:: Stated goal ::
Continue the review of the Vancouver International Burlesque Festival 2011 at the Rickshaw Theatre with the next few paragraphs, starting after its final sentence.

Review and photos—Vancouver International Burlesque Festival 2011 at the Rickshaw Theatre, Vancouver (May 6 2011)
- review by Rachel Langer/photos by Jason Statler
Friday was the second night of the Vancouver International Burlesque Festival 2011 and, unlike Parliament, the women held the majority of the seats.
Sure, there were many gentlemen in attendance, ready and willing to drool over the overt sexuality oozing from the women on the stage, but most of them were accompanying ladies. A lot of the crowd was filled with groups of gals out to let loose and have a good time; and let loose they did. The night was full of catcalls and cheers, proving that burlesque is an interactive artform.
The first show featured a barrage of local dancers performing in a historical memoir of dance numbers called “One Night At The Cave”. It was hosted by Jack Card, who narrated between each number from the perspective of one who had experienced Vancouver’s burlesque heyday, when The Cave, and later Izzy’s Supper Club, were the places to be for gentlemen looking for a show.

:: Supplied data ::
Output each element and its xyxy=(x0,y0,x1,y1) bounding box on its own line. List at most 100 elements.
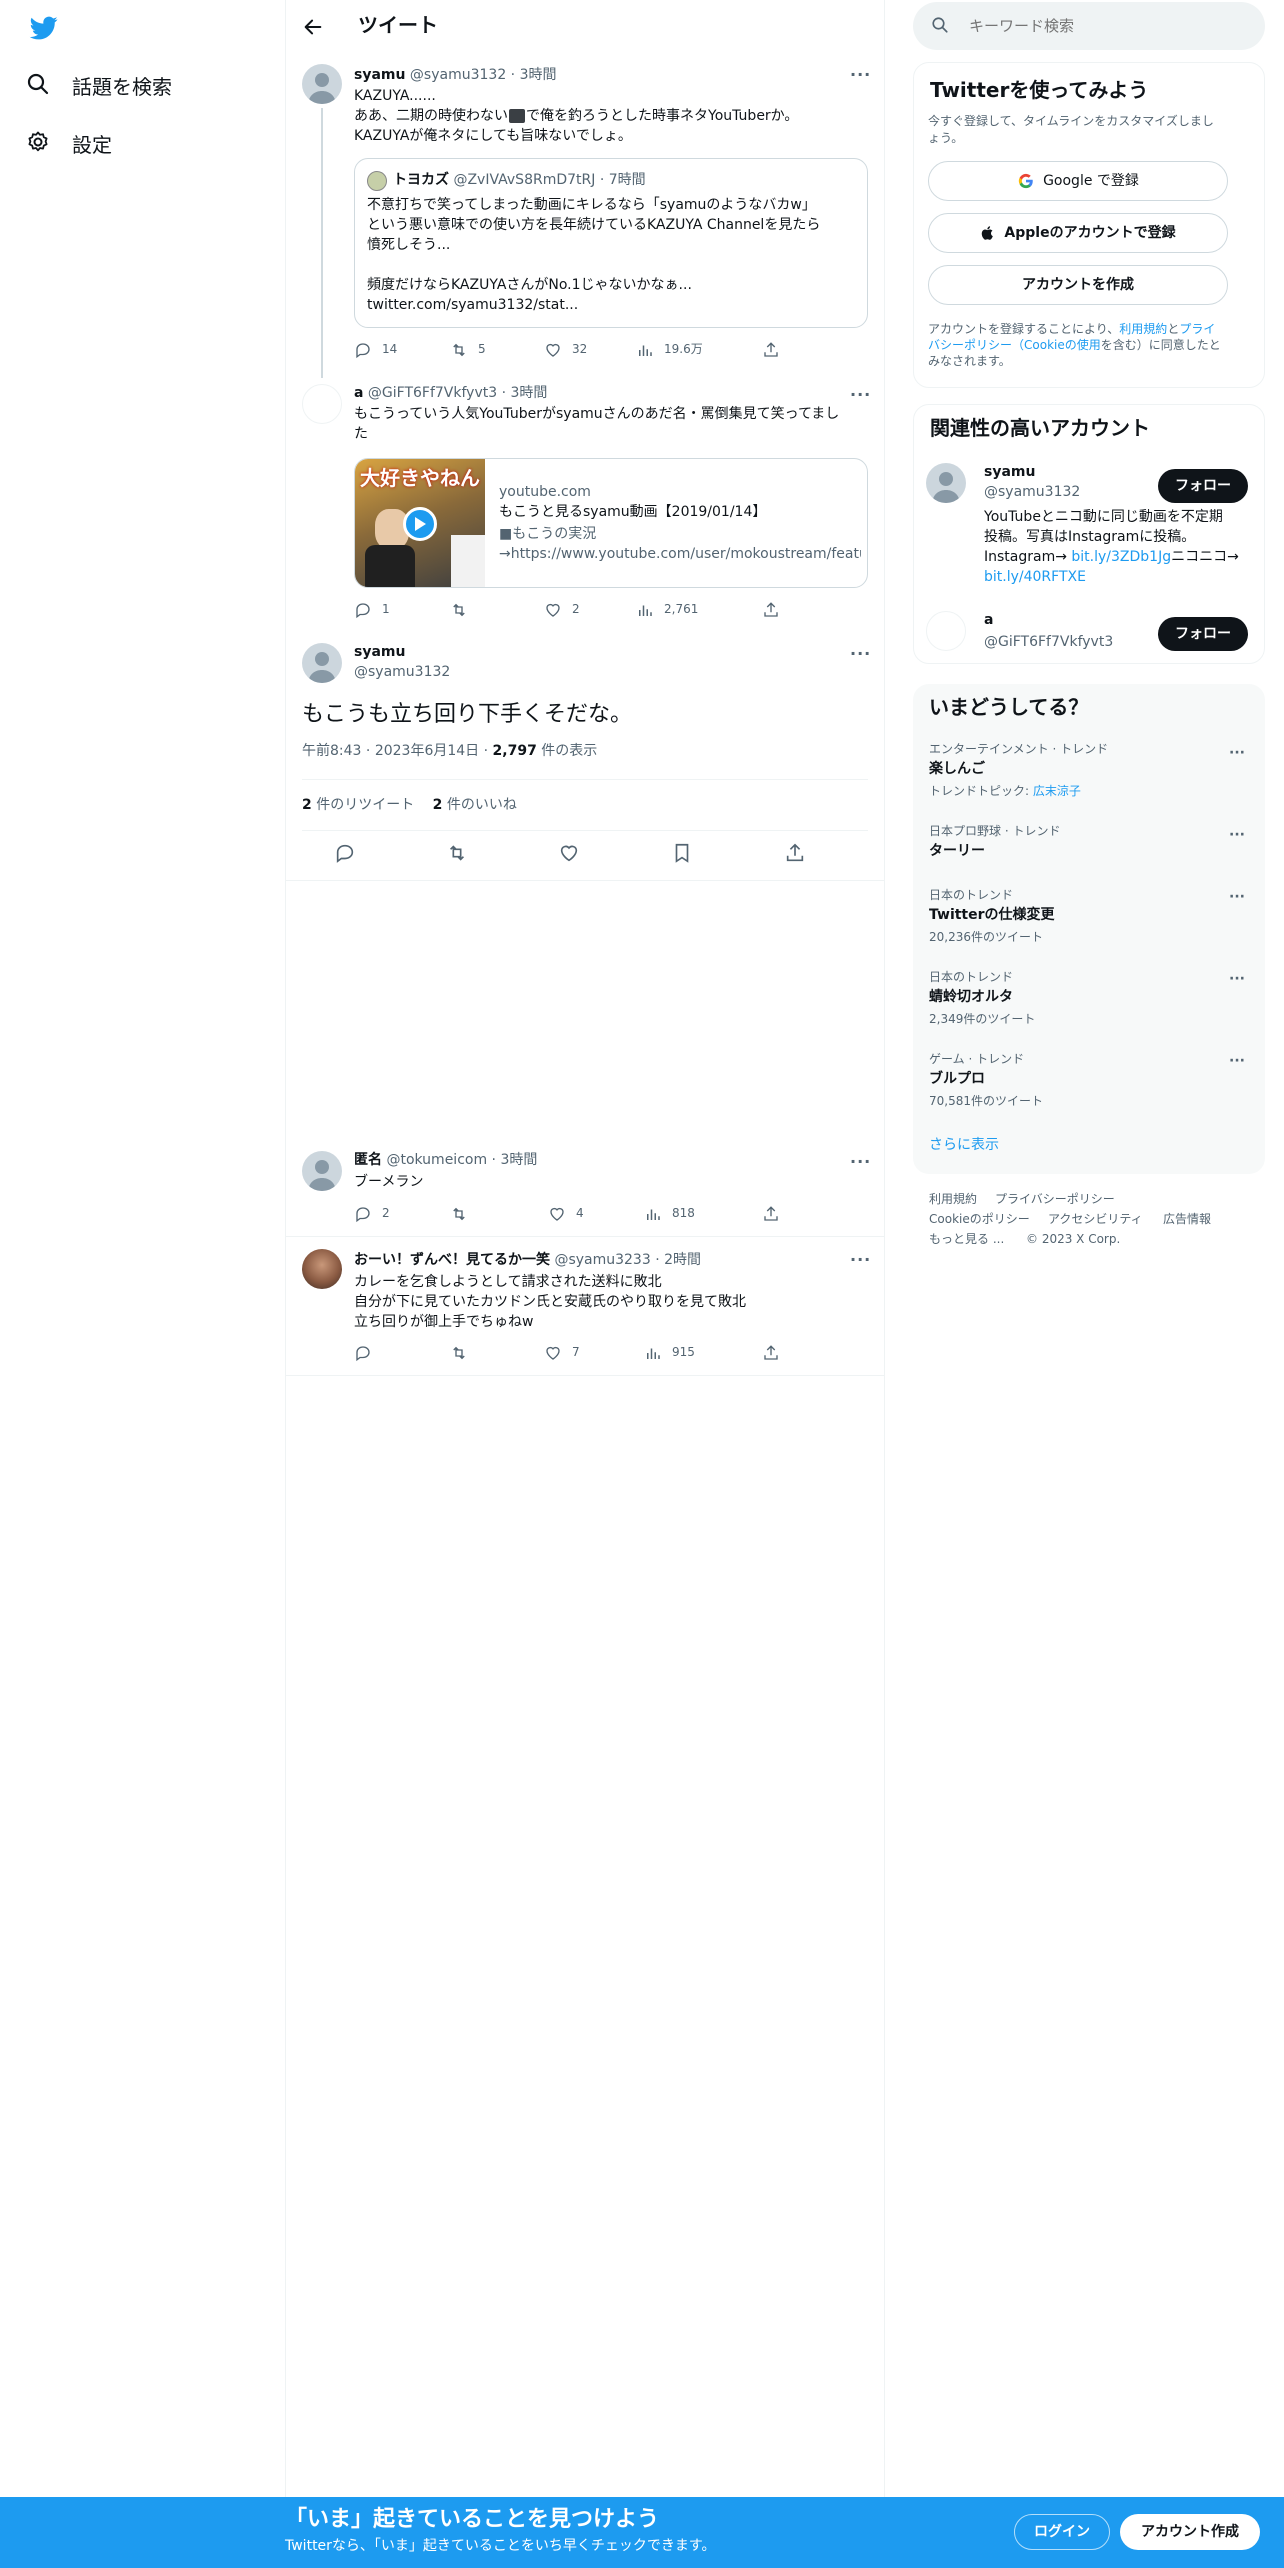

:: Result of this task ::
The dancers performed numbers accompanied by a six-piece jazz band, and occasionally a singer. The performances ranged from Chicago-esque '30s-style glitz to free-spirited (and baring it all) flower child performances from the '70s. Vancouver burlesque royalty Burgundy Brixx performed twice, stealing the show with her patented moves to the Commodores' “Brick House". Moving through Vancouver’s history of burlesque, featuring vintage costumes, colorful narrative, and elegant talent, was interesting and sexy.
Performer in One Night at the Cave at the Vancouver International Burlesque Festival, Rickshaw Theatre, May 6 2011. Jason Statler photo
The best thing I learned about burlesque is that curves "ain’t no thang". In fact, they’re welcomed, and sexy! All shapes and sizes of dancers adorned the stage when Seattle’s Sinner Saint Burlesque troop took the stage for a series of numbers connected by a fabulous science and nature narrative. The numbers included everything from interpretive dance to sizzling pole props, and one tantalizing wardrobe malfunction. The Seattle troupe, fresh off the road from a London Tour, showcased professionalism and some incredibly skilled (and obviously well-trained) dancers.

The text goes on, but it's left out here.